- WHAT IS EXPECTED:
Lines that contain the string "lead" are to be copied; leave out all others.

[Rows from a figure dataset]
[start]

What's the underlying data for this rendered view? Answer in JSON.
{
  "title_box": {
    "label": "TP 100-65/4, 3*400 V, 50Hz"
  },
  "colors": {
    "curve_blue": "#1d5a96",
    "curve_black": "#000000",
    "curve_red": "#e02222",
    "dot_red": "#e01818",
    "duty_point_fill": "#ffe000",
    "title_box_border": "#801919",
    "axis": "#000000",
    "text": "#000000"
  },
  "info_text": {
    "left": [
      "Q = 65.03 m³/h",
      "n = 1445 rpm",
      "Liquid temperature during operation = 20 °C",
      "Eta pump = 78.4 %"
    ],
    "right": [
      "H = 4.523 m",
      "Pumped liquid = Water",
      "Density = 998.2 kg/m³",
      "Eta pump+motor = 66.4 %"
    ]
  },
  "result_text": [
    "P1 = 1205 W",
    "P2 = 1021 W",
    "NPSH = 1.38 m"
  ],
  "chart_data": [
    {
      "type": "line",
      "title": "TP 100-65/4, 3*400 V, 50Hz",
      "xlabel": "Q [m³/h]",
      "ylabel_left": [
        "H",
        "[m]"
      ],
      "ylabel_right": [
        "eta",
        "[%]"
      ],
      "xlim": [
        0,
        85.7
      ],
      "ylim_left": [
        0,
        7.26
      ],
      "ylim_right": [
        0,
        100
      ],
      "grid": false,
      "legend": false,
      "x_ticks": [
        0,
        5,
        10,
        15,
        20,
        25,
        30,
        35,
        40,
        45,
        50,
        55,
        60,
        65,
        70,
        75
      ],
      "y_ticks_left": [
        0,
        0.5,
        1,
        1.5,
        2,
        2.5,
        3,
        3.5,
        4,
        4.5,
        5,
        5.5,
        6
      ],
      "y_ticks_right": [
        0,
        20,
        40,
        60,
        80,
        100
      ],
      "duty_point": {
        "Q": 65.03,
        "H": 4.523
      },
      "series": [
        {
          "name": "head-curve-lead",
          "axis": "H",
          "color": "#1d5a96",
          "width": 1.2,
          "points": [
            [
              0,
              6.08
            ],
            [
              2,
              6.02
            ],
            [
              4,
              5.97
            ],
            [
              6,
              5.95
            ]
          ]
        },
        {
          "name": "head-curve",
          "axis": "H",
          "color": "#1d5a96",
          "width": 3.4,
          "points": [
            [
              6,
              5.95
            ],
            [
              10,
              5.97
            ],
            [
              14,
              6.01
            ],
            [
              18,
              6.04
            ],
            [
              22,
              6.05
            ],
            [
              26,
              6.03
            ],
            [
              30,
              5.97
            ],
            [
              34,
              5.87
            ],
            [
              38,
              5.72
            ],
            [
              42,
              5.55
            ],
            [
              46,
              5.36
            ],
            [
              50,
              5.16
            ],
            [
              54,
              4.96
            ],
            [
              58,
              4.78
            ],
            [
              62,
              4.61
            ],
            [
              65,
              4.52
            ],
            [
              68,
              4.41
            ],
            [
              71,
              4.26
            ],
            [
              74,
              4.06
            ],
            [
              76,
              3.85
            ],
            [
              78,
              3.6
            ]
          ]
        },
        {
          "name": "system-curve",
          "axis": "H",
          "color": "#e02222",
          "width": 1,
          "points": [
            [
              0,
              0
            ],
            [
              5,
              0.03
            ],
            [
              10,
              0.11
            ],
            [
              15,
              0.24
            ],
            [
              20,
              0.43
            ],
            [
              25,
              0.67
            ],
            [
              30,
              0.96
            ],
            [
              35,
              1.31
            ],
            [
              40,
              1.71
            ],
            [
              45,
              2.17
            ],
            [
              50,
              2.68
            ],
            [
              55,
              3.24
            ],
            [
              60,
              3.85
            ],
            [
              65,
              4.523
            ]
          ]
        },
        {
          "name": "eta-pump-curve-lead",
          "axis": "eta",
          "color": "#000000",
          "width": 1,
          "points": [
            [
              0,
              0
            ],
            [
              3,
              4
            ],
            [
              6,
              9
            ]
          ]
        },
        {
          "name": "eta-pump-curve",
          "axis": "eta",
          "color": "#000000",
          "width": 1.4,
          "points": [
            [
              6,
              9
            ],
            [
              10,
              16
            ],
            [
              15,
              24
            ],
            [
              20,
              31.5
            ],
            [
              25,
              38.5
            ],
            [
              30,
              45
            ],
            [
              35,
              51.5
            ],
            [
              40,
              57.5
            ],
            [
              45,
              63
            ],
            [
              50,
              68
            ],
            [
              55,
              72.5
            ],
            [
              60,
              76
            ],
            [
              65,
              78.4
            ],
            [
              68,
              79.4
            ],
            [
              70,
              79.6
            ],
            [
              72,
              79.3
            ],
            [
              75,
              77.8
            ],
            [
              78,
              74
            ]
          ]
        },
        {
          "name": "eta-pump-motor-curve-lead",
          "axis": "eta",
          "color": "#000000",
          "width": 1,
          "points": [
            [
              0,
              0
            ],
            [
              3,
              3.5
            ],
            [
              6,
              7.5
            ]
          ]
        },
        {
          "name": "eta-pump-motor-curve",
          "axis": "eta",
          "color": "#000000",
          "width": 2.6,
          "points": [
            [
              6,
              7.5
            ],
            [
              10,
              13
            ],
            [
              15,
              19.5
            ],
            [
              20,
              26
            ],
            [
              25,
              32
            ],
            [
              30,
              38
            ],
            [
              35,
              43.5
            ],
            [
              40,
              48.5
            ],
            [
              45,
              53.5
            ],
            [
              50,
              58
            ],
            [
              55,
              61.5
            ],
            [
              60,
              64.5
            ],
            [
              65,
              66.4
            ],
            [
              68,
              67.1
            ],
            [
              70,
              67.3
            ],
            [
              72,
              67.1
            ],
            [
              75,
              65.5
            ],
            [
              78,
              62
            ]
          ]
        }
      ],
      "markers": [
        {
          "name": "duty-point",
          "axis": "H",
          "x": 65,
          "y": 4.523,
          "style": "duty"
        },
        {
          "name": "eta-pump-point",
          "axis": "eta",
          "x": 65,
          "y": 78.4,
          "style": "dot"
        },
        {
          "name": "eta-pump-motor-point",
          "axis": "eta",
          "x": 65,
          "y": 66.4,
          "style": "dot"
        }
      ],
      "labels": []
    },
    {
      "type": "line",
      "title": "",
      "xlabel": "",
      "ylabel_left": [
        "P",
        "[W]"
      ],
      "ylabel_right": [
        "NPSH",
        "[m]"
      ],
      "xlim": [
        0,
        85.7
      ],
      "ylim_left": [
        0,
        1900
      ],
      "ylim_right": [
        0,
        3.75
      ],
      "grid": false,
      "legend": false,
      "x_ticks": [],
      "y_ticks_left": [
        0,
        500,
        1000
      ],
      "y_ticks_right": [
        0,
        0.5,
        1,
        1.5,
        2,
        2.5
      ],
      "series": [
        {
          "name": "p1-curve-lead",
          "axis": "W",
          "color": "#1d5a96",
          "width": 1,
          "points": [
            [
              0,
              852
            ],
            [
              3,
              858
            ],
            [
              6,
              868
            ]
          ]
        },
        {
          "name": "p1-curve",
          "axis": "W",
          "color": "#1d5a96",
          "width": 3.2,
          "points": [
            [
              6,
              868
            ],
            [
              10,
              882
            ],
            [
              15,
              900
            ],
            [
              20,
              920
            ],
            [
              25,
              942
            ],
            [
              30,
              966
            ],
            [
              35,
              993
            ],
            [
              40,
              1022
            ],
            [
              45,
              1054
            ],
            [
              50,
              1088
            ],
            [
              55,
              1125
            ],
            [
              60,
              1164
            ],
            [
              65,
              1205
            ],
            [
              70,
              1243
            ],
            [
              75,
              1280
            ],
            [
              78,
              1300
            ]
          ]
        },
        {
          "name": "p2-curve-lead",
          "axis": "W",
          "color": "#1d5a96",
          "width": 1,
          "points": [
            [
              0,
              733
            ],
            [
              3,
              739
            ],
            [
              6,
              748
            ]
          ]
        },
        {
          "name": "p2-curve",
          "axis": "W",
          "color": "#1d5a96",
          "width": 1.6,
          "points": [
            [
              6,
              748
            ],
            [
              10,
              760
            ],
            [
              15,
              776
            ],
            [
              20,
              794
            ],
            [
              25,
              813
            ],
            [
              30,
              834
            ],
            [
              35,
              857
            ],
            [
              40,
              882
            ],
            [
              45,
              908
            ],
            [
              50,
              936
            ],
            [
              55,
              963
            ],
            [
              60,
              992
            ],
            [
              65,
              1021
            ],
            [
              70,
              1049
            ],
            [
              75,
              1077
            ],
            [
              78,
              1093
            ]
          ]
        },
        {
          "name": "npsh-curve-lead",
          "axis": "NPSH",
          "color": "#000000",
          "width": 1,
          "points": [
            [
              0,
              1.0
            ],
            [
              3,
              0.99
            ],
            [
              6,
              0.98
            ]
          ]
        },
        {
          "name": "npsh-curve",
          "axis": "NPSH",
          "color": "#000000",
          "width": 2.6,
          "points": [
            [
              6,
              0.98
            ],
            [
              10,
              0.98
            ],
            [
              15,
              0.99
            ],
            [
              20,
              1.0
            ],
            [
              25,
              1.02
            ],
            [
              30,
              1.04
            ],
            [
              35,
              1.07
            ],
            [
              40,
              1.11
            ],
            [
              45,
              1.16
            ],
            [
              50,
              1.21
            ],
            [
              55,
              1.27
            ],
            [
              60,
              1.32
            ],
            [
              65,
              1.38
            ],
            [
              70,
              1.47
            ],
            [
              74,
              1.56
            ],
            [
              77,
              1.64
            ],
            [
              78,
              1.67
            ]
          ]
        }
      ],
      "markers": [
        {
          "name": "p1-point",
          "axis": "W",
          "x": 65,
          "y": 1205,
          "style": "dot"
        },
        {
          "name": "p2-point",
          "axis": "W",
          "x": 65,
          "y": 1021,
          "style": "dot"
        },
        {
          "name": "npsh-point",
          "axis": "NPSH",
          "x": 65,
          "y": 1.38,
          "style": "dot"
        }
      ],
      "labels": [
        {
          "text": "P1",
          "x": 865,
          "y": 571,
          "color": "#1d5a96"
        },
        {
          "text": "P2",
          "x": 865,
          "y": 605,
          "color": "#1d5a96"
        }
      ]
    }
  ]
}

[end]

- COMPLETED TASK:
          "name": "head-curve-lead",
          "name": "eta-pump-curve-lead",
          "name": "eta-pump-motor-curve-lead",
          "name": "p1-curve-lead",
          "name": "p2-curve-lead",
          "name": "npsh-curve-lead",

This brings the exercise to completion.